Activities:
**1.** In the biography of Dimitris Metaxas below, which movie's water scenes were created with his Navier-Stokes methodology for fluids?
**2.** According to the biography of Dimitris Metaxas below, why did his student Nick Foster win a Technical Achievement award from the Academy of Motion Picture Arts and Sciences?
**3.** Write a continuation of the biography of Dimitris Metaxas below, starting after its final sentence.

Dr. Dimitris Metaxas is a Distinguished Professor in the Department of Computer Science at Rutgers University since July 2007. From September 2001 to June 2007 he was a Professor in the same department. He is currently directing the Center for Computational Biomedicine, Imaging and Modeling (CBIM). From January 1998 to September 2001 he was a tenured Associate Professor in the Computer and Information Science Department of the University of Pennsylvania and Director of the VAST Lab. Prior to this he was an Assistant Professor in the same department since 1992. Prof. Metaxas received a Diploma in Electrical Engineering from the National Technical University of Athens of Athens Greece in 1986, an M.Sc. in Computer Science from the University of Maryland, College Park in 1988, and a Ph.D. in Computer Science from the University of Toronto, Ontario, Canada in 1992.

Dr. Metaxas has been conducting research towards the development of formal methods upon which both computer vision, computer graphics and medical imaging can advance synergistically. In computer vision, he works on the simultaneous segmentation and fitting of complex objects, shape representation, statistical model-based tracking, learning, sparsity, ASL and gesture recognition. In particular he is focusing on human body and shape motion analysis, human surveillance, security applications, ASL recognition, behavior modeling and analysis and scalable solutions to large and distributed sensor-based networks. In the area of biomedical applications new methods have been developed for material modeling and shape estimation of internal body parts (e.g., lungs) from MRI, SPAMM and CT data, a pioneering framework for linking the anatomical and physiological models of the human body and deformable models suitable for the automatic diagnosis of heart illness from MRI data. In computer graphics, he introduced the Navier-Stokes methodology for Fluids, based on which the water scenes in the movie ''Antz'' were created in 1998. For this work, his student Nick Foster won a Technical Achievement award from the Academy of Motion Picture Arts and Sciences in 1999. Since then, he is working on new techniques for modeling fluid phenomena, and control theoretic techniques for automating and improving the animation of articulated (e.g., humans) objects. Dr. Metaxas has published over 500 research articles (see google scholar) in these areas and has graduated 42 PhD students. The above research has been funded by NSFNIHONRAFOSRDHSDARPA and the ARO.

Records:
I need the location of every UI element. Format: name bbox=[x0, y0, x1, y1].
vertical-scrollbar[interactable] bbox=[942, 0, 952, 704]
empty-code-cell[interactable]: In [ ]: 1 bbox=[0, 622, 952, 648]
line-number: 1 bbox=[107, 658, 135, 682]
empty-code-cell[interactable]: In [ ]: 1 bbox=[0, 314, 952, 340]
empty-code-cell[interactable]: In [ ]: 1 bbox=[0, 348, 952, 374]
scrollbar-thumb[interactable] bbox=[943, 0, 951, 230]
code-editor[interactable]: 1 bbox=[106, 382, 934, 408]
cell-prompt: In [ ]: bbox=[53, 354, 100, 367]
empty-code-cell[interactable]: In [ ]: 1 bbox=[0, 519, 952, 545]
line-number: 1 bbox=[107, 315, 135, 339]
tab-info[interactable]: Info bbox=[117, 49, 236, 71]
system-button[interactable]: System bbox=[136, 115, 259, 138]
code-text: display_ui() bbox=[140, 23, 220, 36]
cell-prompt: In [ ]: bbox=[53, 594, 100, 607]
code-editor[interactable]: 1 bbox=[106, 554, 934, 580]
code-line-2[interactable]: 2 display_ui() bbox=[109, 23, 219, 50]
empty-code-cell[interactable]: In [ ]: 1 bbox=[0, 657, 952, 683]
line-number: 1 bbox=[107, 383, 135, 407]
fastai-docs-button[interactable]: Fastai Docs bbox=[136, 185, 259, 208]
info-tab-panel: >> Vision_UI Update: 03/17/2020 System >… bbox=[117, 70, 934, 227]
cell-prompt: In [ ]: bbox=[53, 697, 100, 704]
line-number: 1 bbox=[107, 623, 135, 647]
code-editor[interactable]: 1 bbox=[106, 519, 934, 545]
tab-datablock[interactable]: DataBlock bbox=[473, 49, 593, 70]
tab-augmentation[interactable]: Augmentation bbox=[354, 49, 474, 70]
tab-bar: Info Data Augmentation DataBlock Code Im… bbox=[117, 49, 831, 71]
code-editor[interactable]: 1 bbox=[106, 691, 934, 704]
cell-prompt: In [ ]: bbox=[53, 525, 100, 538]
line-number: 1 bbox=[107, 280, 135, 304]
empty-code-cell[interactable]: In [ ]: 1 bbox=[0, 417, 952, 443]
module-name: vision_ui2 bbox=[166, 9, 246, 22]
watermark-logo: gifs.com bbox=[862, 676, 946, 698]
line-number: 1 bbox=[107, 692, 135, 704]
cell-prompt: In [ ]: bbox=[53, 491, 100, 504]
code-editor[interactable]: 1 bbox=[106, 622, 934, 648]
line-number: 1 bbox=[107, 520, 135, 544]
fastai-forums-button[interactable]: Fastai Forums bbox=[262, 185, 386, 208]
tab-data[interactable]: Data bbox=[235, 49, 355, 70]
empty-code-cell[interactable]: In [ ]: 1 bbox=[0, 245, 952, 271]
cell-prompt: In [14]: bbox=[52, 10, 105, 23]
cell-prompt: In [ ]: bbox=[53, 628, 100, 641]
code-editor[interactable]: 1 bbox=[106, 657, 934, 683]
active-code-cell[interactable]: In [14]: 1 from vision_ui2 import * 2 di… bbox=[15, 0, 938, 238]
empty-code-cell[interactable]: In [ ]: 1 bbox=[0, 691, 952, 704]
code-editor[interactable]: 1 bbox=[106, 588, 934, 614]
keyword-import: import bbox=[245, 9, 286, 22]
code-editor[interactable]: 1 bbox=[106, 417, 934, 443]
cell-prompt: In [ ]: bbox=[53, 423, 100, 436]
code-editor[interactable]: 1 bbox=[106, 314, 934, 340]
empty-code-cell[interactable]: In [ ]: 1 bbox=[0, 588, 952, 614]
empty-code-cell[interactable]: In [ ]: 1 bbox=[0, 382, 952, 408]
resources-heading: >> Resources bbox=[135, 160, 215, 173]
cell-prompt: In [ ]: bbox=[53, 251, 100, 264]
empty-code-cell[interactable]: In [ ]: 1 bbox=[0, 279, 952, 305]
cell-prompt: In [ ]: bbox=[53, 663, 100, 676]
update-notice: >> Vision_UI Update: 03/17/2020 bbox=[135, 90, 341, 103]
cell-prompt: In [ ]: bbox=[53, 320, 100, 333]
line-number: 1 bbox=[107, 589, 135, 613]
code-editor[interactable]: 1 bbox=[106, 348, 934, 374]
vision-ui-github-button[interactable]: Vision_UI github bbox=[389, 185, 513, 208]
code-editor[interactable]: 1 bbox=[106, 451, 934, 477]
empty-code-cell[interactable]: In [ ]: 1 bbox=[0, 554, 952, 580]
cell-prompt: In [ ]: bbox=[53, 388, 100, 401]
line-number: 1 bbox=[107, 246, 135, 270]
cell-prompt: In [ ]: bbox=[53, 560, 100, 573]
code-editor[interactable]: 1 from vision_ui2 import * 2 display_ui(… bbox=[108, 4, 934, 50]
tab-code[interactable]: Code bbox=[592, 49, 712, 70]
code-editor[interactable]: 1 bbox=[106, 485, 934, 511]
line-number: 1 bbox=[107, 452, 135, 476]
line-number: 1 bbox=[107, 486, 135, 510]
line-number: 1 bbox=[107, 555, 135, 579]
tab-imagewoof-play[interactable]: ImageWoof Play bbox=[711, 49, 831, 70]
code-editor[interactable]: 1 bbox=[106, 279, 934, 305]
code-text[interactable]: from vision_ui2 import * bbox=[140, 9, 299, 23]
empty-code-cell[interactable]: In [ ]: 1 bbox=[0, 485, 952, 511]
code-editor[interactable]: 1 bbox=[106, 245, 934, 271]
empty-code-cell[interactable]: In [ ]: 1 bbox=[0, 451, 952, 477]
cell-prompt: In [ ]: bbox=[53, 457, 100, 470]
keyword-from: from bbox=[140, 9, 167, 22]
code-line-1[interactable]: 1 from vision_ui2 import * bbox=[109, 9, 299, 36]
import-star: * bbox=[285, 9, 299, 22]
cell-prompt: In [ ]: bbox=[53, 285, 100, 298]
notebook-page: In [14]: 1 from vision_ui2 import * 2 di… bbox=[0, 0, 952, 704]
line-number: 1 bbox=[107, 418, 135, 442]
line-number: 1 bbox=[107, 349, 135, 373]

Numbered responses:
**1.** The water scenes in the movie ''Antz'' (1998).

**2.** Nick Foster won the award in 1999 for the work on the Navier-Stokes methodology for fluids. Metaxas introduced that methodology in computer graphics, and the water scenes in the movie ''Antz'' were created with it in 1998.

**3.**
Dr. Metaxas has published a book on his research activities titled ''Physics-based deformable models: Applications to computer vision, graphics and medical imaging''  published by Kluwer Academic. He organized the first IEEE Workshop on Physics-Based Modeling in Computer Vision, he is on the Editorial Board of Medical Imaging, as Associate Editor of GMOD, and CAD and is a Co-Editor of the Special Issue of Computer Vision and Image Understanding on Physics-Based Modeling and Reasoning. Dr. Metaxas has received 7 patents and numerous best paper awards for his work on vision, medical imaging and fluid modeling. His student Junzhou Huang won a Young Scientist Award (best paper award) for his work on sparsity from MICCAI 2010 and his recent work  on Histopathologic Image Analysis by his student Menglin Jiang and Shaoting Zhang won a best paper award at MICCAI 2015. Dr Metaxas was awarded a Fulbright Fellowship in 1986, is a recipient of an NSF Research Initiation and Career awards, an ONR YIP, is a Fellow of  IEEE and a Fellow of the  American Institute of Medical and Biological Engineers, and a member of ACM. He was also the Program Chair of  ICCV 2007 (best Computer Vision Conference), a General Chair of ICCV 2011, and CVPR 2014, the General Chair of MICCAI 2008 (best Medical Imaging Conference) and the Senior Program Chair for SCA 2007. He has also organized numerous workshops in his areas or research.